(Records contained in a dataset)
— Start —
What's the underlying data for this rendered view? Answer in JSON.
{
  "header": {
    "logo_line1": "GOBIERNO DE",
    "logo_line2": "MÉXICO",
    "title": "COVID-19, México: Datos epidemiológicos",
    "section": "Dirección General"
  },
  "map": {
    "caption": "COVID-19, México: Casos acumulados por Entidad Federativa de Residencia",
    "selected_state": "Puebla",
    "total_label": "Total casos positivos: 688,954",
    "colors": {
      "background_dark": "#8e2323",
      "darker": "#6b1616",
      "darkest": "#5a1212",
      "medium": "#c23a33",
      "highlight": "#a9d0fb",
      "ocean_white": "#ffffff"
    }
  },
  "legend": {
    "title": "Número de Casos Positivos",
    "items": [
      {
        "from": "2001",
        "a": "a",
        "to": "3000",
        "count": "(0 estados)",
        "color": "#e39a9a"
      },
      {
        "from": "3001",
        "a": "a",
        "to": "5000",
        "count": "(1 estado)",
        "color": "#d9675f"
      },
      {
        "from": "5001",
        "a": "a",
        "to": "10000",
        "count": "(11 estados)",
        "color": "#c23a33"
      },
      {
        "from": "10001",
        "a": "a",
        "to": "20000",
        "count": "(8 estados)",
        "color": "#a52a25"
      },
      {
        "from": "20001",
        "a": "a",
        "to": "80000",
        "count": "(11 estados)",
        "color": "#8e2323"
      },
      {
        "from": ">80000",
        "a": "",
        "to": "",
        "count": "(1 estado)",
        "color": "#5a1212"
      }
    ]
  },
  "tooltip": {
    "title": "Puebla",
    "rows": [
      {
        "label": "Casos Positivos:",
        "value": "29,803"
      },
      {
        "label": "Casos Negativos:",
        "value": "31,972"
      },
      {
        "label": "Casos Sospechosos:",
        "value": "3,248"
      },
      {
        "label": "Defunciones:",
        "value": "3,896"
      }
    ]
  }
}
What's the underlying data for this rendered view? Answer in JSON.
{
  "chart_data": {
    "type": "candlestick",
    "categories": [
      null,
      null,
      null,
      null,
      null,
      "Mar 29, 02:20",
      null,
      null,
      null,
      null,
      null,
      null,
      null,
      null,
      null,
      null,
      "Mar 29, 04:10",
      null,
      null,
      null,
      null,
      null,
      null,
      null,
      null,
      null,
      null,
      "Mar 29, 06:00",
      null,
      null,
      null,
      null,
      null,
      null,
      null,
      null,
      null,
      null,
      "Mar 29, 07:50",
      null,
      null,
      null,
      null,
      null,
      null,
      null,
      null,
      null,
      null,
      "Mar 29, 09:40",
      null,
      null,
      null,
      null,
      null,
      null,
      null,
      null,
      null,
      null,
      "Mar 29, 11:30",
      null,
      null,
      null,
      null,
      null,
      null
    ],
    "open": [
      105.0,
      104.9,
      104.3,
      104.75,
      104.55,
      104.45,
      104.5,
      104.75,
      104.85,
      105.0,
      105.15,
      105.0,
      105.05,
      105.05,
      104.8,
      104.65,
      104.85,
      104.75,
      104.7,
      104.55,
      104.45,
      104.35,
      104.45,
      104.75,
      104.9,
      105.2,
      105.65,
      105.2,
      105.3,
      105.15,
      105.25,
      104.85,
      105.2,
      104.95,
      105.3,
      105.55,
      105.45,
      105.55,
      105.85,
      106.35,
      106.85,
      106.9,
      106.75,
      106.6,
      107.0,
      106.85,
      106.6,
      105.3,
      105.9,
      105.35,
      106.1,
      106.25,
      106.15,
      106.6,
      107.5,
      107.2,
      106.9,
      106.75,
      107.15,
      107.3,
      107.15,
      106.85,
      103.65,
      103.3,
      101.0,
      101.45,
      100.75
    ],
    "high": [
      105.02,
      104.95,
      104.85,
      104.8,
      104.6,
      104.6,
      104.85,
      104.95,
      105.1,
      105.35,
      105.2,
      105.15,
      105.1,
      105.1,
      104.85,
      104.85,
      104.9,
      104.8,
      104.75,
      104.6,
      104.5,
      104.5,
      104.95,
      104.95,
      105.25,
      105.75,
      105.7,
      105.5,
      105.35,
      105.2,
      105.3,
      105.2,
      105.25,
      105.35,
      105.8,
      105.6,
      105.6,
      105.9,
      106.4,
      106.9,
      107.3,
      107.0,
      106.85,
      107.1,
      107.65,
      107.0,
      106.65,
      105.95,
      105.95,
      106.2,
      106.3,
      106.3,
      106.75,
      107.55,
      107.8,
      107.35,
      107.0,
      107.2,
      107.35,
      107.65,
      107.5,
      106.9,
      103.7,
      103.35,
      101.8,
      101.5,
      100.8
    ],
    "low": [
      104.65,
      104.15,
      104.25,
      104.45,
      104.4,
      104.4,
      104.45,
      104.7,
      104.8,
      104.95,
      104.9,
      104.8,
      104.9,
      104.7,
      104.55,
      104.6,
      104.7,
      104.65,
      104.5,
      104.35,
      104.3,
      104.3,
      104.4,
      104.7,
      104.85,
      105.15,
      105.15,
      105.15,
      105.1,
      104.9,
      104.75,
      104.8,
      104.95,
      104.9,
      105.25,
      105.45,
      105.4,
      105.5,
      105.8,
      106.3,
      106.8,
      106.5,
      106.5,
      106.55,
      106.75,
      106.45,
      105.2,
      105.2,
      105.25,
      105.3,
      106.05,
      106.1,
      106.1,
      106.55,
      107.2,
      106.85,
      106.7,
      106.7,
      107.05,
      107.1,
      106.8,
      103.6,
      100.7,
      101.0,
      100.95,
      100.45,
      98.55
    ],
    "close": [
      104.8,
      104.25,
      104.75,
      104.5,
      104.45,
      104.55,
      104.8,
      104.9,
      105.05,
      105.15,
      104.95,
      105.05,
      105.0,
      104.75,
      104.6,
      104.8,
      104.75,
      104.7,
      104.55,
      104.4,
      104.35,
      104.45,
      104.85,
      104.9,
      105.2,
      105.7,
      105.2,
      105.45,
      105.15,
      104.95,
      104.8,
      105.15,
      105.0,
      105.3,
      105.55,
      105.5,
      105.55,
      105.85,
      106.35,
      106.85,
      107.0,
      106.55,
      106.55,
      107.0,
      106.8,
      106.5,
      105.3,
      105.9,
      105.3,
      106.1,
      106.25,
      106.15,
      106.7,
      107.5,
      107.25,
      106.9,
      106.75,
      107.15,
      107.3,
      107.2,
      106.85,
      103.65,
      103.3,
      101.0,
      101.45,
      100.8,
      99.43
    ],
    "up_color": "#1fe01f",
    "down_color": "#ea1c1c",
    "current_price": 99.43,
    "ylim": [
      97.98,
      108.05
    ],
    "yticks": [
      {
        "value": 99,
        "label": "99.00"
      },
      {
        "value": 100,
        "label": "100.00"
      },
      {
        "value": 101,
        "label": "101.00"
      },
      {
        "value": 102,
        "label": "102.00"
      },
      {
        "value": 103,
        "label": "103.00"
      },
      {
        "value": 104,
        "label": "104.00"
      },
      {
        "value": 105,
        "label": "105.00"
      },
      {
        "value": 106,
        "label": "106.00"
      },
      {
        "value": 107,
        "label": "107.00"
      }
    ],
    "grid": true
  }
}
— End —
Copy out each line above, character for character.

What's the underlying data for this rendered view? Answer in JSON.
{
  "header": {
    "logo_line1": "GOBIERNO DE",
    "logo_line2": "MÉXICO",
    "title": "COVID-19, México: Datos epidemiológicos",
    "section": "Dirección General"
  },
  "map": {
    "caption": "COVID-19, México: Casos acumulados por Entidad Federativa de Residencia",
    "selected_state": "Puebla",
    "total_label": "Total casos positivos: 688,954",
    "colors": {
      "background_dark": "#8e2323",
      "darker": "#6b1616",
      "darkest": "#5a1212",
      "medium": "#c23a33",
      "highlight": "#a9d0fb",
      "ocean_white": "#ffffff"
    }
  },
  "legend": {
    "title": "Número de Casos Positivos",
    "items": [
      {
        "from": "2001",
        "a": "a",
        "to": "3000",
        "count": "(0 estados)",
        "color": "#e39a9a"
      },
      {
        "from": "3001",
        "a": "a",
        "to": "5000",
        "count": "(1 estado)",
        "color": "#d9675f"
      },
      {
        "from": "5001",
        "a": "a",
        "to": "10000",
        "count": "(11 estados)",
        "color": "#c23a33"
      },
      {
        "from": "10001",
        "a": "a",
        "to": "20000",
        "count": "(8 estados)",
        "color": "#a52a25"
      },
      {
        "from": "20001",
        "a": "a",
        "to": "80000",
        "count": "(11 estados)",
        "color": "#8e2323"
      },
      {
        "from": ">80000",
        "a": "",
        "to": "",
        "count": "(1 estado)",
        "color": "#5a1212"
      }
    ]
  },
  "tooltip": {
    "title": "Puebla",
    "rows": [
      {
        "label": "Casos Positivos:",
        "value": "29,803"
      },
      {
        "label": "Casos Negativos:",
        "value": "31,972"
      },
      {
        "label": "Casos Sospechosos:",
        "value": "3,248"
      },
      {
        "label": "Defunciones:",
        "value": "3,896"
      }
    ]
  }
}
What's the underlying data for this rendered view? Answer in JSON.
{
  "chart_data": {
    "type": "candlestick",
    "categories": [
      null,
      null,
      null,
      null,
      null,
      "Mar 29, 02:20",
      null,
      null,
      null,
      null,
      null,
      null,
      null,
      null,
      null,
      null,
      "Mar 29, 04:10",
      null,
      null,
      null,
      null,
      null,
      null,
      null,
      null,
      null,
      null,
      "Mar 29, 06:00",
      null,
      null,
      null,
      null,
      null,
      null,
      null,
      null,
      null,
      null,
      "Mar 29, 07:50",
      null,
      null,
      null,
      null,
      null,
      null,
      null,
      null,
      null,
      null,
      "Mar 29, 09:40",
      null,
      null,
      null,
      null,
      null,
      null,
      null,
      null,
      null,
      null,
      "Mar 29, 11:30",
      null,
      null,
      null,
      null,
      null,
      null
    ],
    "open": [
      105.0,
      104.9,
      104.3,
      104.75,
      104.55,
      104.45,
      104.5,
      104.75,
      104.85,
      105.0,
      105.15,
      105.0,
      105.05,
      105.05,
      104.8,
      104.65,
      104.85,
      104.75,
      104.7,
      104.55,
      104.45,
      104.35,
      104.45,
      104.75,
      104.9,
      105.2,
      105.65,
      105.2,
      105.3,
      105.15,
      105.25,
      104.85,
      105.2,
      104.95,
      105.3,
      105.55,
      105.45,
      105.55,
      105.85,
      106.35,
      106.85,
      106.9,
      106.75,
      106.6,
      107.0,
      106.85,
      106.6,
      105.3,
      105.9,
      105.35,
      106.1,
      106.25,
      106.15,
      106.6,
      107.5,
      107.2,
      106.9,
      106.75,
      107.15,
      107.3,
      107.15,
      106.85,
      103.65,
      103.3,
      101.0,
      101.45,
      100.75
    ],
    "high": [
      105.02,
      104.95,
      104.85,
      104.8,
      104.6,
      104.6,
      104.85,
      104.95,
      105.1,
      105.35,
      105.2,
      105.15,
      105.1,
      105.1,
      104.85,
      104.85,
      104.9,
      104.8,
      104.75,
      104.6,
      104.5,
      104.5,
      104.95,
      104.95,
      105.25,
      105.75,
      105.7,
      105.5,
      105.35,
      105.2,
      105.3,
      105.2,
      105.25,
      105.35,
      105.8,
      105.6,
      105.6,
      105.9,
      106.4,
      106.9,
      107.3,
      107.0,
      106.85,
      107.1,
      107.65,
      107.0,
      106.65,
      105.95,
      105.95,
      106.2,
      106.3,
      106.3,
      106.75,
      107.55,
      107.8,
      107.35,
      107.0,
      107.2,
      107.35,
      107.65,
      107.5,
      106.9,
      103.7,
      103.35,
      101.8,
      101.5,
      100.8
    ],
    "low": [
      104.65,
      104.15,
      104.25,
      104.45,
      104.4,
      104.4,
      104.45,
      104.7,
      104.8,
      104.95,
      104.9,
      104.8,
      104.9,
      104.7,
      104.55,
      104.6,
      104.7,
      104.65,
      104.5,
      104.35,
      104.3,
      104.3,
      104.4,
      104.7,
      104.85,
      105.15,
      105.15,
      105.15,
      105.1,
      104.9,
      104.75,
      104.8,
      104.95,
      104.9,
      105.25,
      105.45,
      105.4,
      105.5,
      105.8,
      106.3,
      106.8,
      106.5,
      106.5,
      106.55,
      106.75,
      106.45,
      105.2,
      105.2,
      105.25,
      105.3,
      106.05,
      106.1,
      106.1,
      106.55,
      107.2,
      106.85,
      106.7,
      106.7,
      107.05,
      107.1,
      106.8,
      103.6,
      100.7,
      101.0,
      100.95,
      100.45,
      98.55
    ],
    "close": [
      104.8,
      104.25,
      104.75,
      104.5,
      104.45,
      104.55,
      104.8,
      104.9,
      105.05,
      105.15,
      104.95,
      105.05,
      105.0,
      104.75,
      104.6,
      104.8,
      104.75,
      104.7,
      104.55,
      104.4,
      104.35,
      104.45,
      104.85,
      104.9,
      105.2,
      105.7,
      105.2,
      105.45,
      105.15,
      104.95,
      104.8,
      105.15,
      105.0,
      105.3,
      105.55,
      105.5,
      105.55,
      105.85,
      106.35,
      106.85,
      107.0,
      106.55,
      106.55,
      107.0,
      106.8,
      106.5,
      105.3,
      105.9,
      105.3,
      106.1,
      106.25,
      106.15,
      106.7,
      107.5,
      107.25,
      106.9,
      106.75,
      107.15,
      107.3,
      107.2,
      106.85,
      103.65,
      103.3,
      101.0,
      101.45,
      100.8,
      99.43
    ],
    "up_color": "#1fe01f",
    "down_color": "#ea1c1c",
    "current_price": 99.43,
    "ylim": [
      97.98,
      108.05
    ],
    "yticks": [
      {
        "value": 99,
        "label": "99.00"
      },
      {
        "value": 100,
        "label": "100.00"
      },
      {
        "value": 101,
        "label": "101.00"
      },
      {
        "value": 102,
        "label": "102.00"
      },
      {
        "value": 103,
        "label": "103.00"
      },
      {
        "value": 104,
        "label": "104.00"
      },
      {
        "value": 105,
        "label": "105.00"
      },
      {
        "value": 106,
        "label": "106.00"
      },
      {
        "value": 107,
        "label": "107.00"
      }
    ],
    "grid": true
  }
}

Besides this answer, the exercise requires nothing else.